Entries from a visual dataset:
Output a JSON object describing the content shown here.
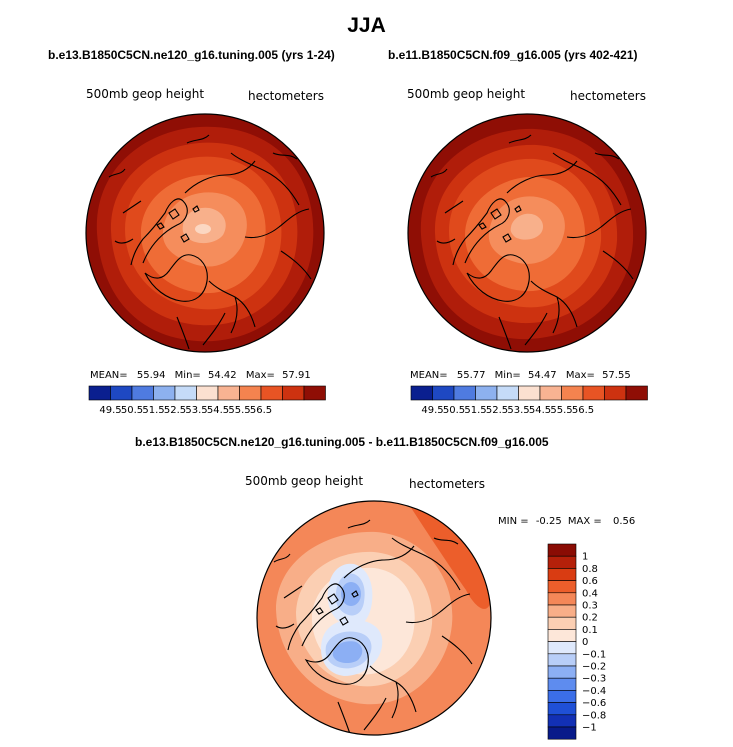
{
  "main_title": "JJA",
  "panels": [
    {
      "title": "b.e13.B1850C5CN.ne120_g16.tuning.005 (yrs 1-24)",
      "left_label": "500mb geop height",
      "right_label": "hectometers",
      "stats": {
        "mean_label": "MEAN=",
        "mean": "55.94",
        "min_label": "Min=",
        "min": "54.42",
        "max_label": "Max=",
        "max": "57.91"
      }
    },
    {
      "title": "b.e11.B1850C5CN.f09_g16.005 (yrs 402-421)",
      "left_label": "500mb geop height",
      "right_label": "hectometers",
      "stats": {
        "mean_label": "MEAN=",
        "mean": "55.77",
        "min_label": "Min=",
        "min": "54.47",
        "max_label": "Max=",
        "max": "57.55"
      }
    },
    {
      "title": "b.e13.B1850C5CN.ne120_g16.tuning.005 - b.e11.B1850C5CN.f09_g16.005",
      "left_label": "500mb geop height",
      "right_label": "hectometers",
      "stats": {
        "min_label": "MIN =",
        "min": "-0.25",
        "max_label": "MAX =",
        "max": "0.56"
      }
    }
  ],
  "colors": {
    "h_scale": [
      "#0a1f8f",
      "#1e48c2",
      "#4f7be0",
      "#8db1ef",
      "#c5dbf8",
      "#fbe0d0",
      "#f8b392",
      "#f4834f",
      "#e85424",
      "#cd3210",
      "#8f0e05"
    ],
    "diff_scale": [
      "#081a8a",
      "#1230b5",
      "#1f50d6",
      "#3b6ee8",
      "#5e8cef",
      "#8caff4",
      "#b8cef8",
      "#dfe9fc",
      "#fde7d9",
      "#fbcfb3",
      "#f8ae88",
      "#f48758",
      "#ec5e2b",
      "#d93c12",
      "#b5200a",
      "#8a0c04"
    ]
  },
  "chart_data": [
    {
      "type": "heatmap",
      "projection": "polar stereographic (Northern Hemisphere)",
      "title": "b.e13.B1850C5CN.ne120_g16.tuning.005 (yrs 1-24)",
      "field": "500mb geop height",
      "units": "hectometers",
      "mean": 55.94,
      "min": 54.42,
      "max": 57.91,
      "contour_levels": [
        49.5,
        50.5,
        51.5,
        52.5,
        53.5,
        54.5,
        55.5,
        56.5
      ],
      "colorbar_labels": [
        "49.5",
        "50.5",
        "51.5",
        "52.5",
        "53.5",
        "54.5",
        "55.5",
        "56.5"
      ],
      "legend_position": "bottom"
    },
    {
      "type": "heatmap",
      "projection": "polar stereographic (Northern Hemisphere)",
      "title": "b.e11.B1850C5CN.f09_g16.005 (yrs 402-421)",
      "field": "500mb geop height",
      "units": "hectometers",
      "mean": 55.77,
      "min": 54.47,
      "max": 57.55,
      "contour_levels": [
        49.5,
        50.5,
        51.5,
        52.5,
        53.5,
        54.5,
        55.5,
        56.5
      ],
      "colorbar_labels": [
        "49.5",
        "50.5",
        "51.5",
        "52.5",
        "53.5",
        "54.5",
        "55.5",
        "56.5"
      ],
      "legend_position": "bottom"
    },
    {
      "type": "heatmap",
      "projection": "polar stereographic (Northern Hemisphere)",
      "title": "b.e13.B1850C5CN.ne120_g16.tuning.005 - b.e11.B1850C5CN.f09_g16.005",
      "field": "500mb geop height",
      "units": "hectometers",
      "min": -0.25,
      "max": 0.56,
      "contour_levels": [
        -1,
        -0.8,
        -0.6,
        -0.4,
        -0.3,
        -0.2,
        -0.1,
        0,
        0.1,
        0.2,
        0.3,
        0.4,
        0.6,
        0.8,
        1
      ],
      "colorbar_labels": [
        "1",
        "0.8",
        "0.6",
        "0.4",
        "0.3",
        "0.2",
        "0.1",
        "0",
        "−0.1",
        "−0.2",
        "−0.3",
        "−0.4",
        "−0.6",
        "−0.8",
        "−1"
      ],
      "legend_position": "right"
    }
  ]
}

Requirements: Write the records out once more, exactly as they appear, with no pictures.

Task result:
Output a JSON object describing the content shown here.
{
  "main_title": "JJA",
  "panels": [
    {
      "title": "b.e13.B1850C5CN.ne120_g16.tuning.005 (yrs 1-24)",
      "left_label": "500mb geop height",
      "right_label": "hectometers",
      "stats": {
        "mean_label": "MEAN=",
        "mean": "55.94",
        "min_label": "Min=",
        "min": "54.42",
        "max_label": "Max=",
        "max": "57.91"
      }
    },
    {
      "title": "b.e11.B1850C5CN.f09_g16.005 (yrs 402-421)",
      "left_label": "500mb geop height",
      "right_label": "hectometers",
      "stats": {
        "mean_label": "MEAN=",
        "mean": "55.77",
        "min_label": "Min=",
        "min": "54.47",
        "max_label": "Max=",
        "max": "57.55"
      }
    },
    {
      "title": "b.e13.B1850C5CN.ne120_g16.tuning.005 - b.e11.B1850C5CN.f09_g16.005",
      "left_label": "500mb geop height",
      "right_label": "hectometers",
      "stats": {
        "min_label": "MIN =",
        "min": "-0.25",
        "max_label": "MAX =",
        "max": "0.56"
      }
    }
  ],
  "colors": {
    "h_scale": [
      "#0a1f8f",
      "#1e48c2",
      "#4f7be0",
      "#8db1ef",
      "#c5dbf8",
      "#fbe0d0",
      "#f8b392",
      "#f4834f",
      "#e85424",
      "#cd3210",
      "#8f0e05"
    ],
    "diff_scale": [
      "#081a8a",
      "#1230b5",
      "#1f50d6",
      "#3b6ee8",
      "#5e8cef",
      "#8caff4",
      "#b8cef8",
      "#dfe9fc",
      "#fde7d9",
      "#fbcfb3",
      "#f8ae88",
      "#f48758",
      "#ec5e2b",
      "#d93c12",
      "#b5200a",
      "#8a0c04"
    ]
  },
  "chart_data": [
    {
      "type": "heatmap",
      "projection": "polar stereographic (Northern Hemisphere)",
      "title": "b.e13.B1850C5CN.ne120_g16.tuning.005 (yrs 1-24)",
      "field": "500mb geop height",
      "units": "hectometers",
      "mean": 55.94,
      "min": 54.42,
      "max": 57.91,
      "contour_levels": [
        49.5,
        50.5,
        51.5,
        52.5,
        53.5,
        54.5,
        55.5,
        56.5
      ],
      "colorbar_labels": [
        "49.5",
        "50.5",
        "51.5",
        "52.5",
        "53.5",
        "54.5",
        "55.5",
        "56.5"
      ],
      "legend_position": "bottom"
    },
    {
      "type": "heatmap",
      "projection": "polar stereographic (Northern Hemisphere)",
      "title": "b.e11.B1850C5CN.f09_g16.005 (yrs 402-421)",
      "field": "500mb geop height",
      "units": "hectometers",
      "mean": 55.77,
      "min": 54.47,
      "max": 57.55,
      "contour_levels": [
        49.5,
        50.5,
        51.5,
        52.5,
        53.5,
        54.5,
        55.5,
        56.5
      ],
      "colorbar_labels": [
        "49.5",
        "50.5",
        "51.5",
        "52.5",
        "53.5",
        "54.5",
        "55.5",
        "56.5"
      ],
      "legend_position": "bottom"
    },
    {
      "type": "heatmap",
      "projection": "polar stereographic (Northern Hemisphere)",
      "title": "b.e13.B1850C5CN.ne120_g16.tuning.005 - b.e11.B1850C5CN.f09_g16.005",
      "field": "500mb geop height",
      "units": "hectometers",
      "min": -0.25,
      "max": 0.56,
      "contour_levels": [
        -1,
        -0.8,
        -0.6,
        -0.4,
        -0.3,
        -0.2,
        -0.1,
        0,
        0.1,
        0.2,
        0.3,
        0.4,
        0.6,
        0.8,
        1
      ],
      "colorbar_labels": [
        "1",
        "0.8",
        "0.6",
        "0.4",
        "0.3",
        "0.2",
        "0.1",
        "0",
        "−0.1",
        "−0.2",
        "−0.3",
        "−0.4",
        "−0.6",
        "−0.8",
        "−1"
      ],
      "legend_position": "right"
    }
  ]
}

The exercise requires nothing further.